● Prompt:
Write out the records below word for word, please.
___
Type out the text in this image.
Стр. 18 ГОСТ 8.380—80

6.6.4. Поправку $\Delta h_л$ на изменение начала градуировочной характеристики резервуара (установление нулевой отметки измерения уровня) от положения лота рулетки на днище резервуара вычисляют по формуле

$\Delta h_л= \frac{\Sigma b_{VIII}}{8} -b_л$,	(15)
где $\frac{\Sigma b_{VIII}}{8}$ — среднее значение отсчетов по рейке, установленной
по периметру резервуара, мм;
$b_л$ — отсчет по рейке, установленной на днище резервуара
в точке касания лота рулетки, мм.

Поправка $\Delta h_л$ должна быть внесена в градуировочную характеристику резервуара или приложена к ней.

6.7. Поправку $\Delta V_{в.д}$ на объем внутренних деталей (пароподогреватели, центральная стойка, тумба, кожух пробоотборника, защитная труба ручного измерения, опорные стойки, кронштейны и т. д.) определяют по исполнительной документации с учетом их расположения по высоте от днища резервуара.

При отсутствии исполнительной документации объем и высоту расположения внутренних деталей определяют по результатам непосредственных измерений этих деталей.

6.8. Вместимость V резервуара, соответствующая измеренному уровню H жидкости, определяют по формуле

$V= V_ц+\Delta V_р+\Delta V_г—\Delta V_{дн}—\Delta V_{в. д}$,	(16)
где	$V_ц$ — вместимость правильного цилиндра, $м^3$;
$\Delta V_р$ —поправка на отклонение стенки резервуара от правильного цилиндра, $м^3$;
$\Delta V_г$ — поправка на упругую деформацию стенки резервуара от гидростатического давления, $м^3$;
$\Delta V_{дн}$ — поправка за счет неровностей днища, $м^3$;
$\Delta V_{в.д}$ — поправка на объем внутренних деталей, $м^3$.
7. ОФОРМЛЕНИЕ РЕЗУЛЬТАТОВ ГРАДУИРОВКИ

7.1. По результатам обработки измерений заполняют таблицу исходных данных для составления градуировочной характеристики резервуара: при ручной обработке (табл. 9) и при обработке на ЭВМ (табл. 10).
___
● Worked solution:
Type out the text in this image.
Стр. 18 ГОСТ 8.380—80

6.6.4. Поправку $\Delta h_л$ на изменение начала градуировочной характеристики резервуара (установление нулевой отметки измерения уровня) от положения лота рулетки на днище резервуара вычисляют по формуле

$\Delta h_л= \frac{\Sigma b_{VIII}}{8} -b_л$,	(15)
где $\frac{\Sigma b_{VIII}}{8}$ — среднее значение отсчетов по рейке, установленной
по периметру резервуара, мм;
$b_л$ — отсчет по рейке, установленной на днище резервуара
в точке касания лота рулетки, мм.

Поправка $\Delta h_л$ должна быть внесена в градуировочную характеристику резервуара или приложена к ней.

6.7. Поправку $\Delta V_{в.д}$ на объем внутренних деталей (пароподогреватели, центральная стойка, тумба, кожух пробоотборника, защитная труба ручного измерения, опорные стойки, кронштейны и т. д.) определяют по исполнительной документации с учетом их расположения по высоте от днища резервуара.

При отсутствии исполнительной документации объем и высоту расположения внутренних деталей определяют по результатам непосредственных измерений этих деталей.

6.8. Вместимость V резервуара, соответствующая измеренному уровню H жидкости, определяют по формуле

$V= V_ц+\Delta V_р+\Delta V_г—\Delta V_{дн}—\Delta V_{в. д}$,	(16)
где	$V_ц$ — вместимость правильного цилиндра, $м^3$;
$\Delta V_р$ —поправка на отклонение стенки резервуара от правильного цилиндра, $м^3$;
$\Delta V_г$ — поправка на упругую деформацию стенки резервуара от гидростатического давления, $м^3$;
$\Delta V_{дн}$ — поправка за счет неровностей днища, $м^3$;
$\Delta V_{в.д}$ — поправка на объем внутренних деталей, $м^3$.
7. ОФОРМЛЕНИЕ РЕЗУЛЬТАТОВ ГРАДУИРОВКИ

7.1. По результатам обработки измерений заполняют таблицу исходных данных для составления градуировочной характеристики резервуара: при ручной обработке (табл. 9) и при обработке на ЭВМ (табл. 10).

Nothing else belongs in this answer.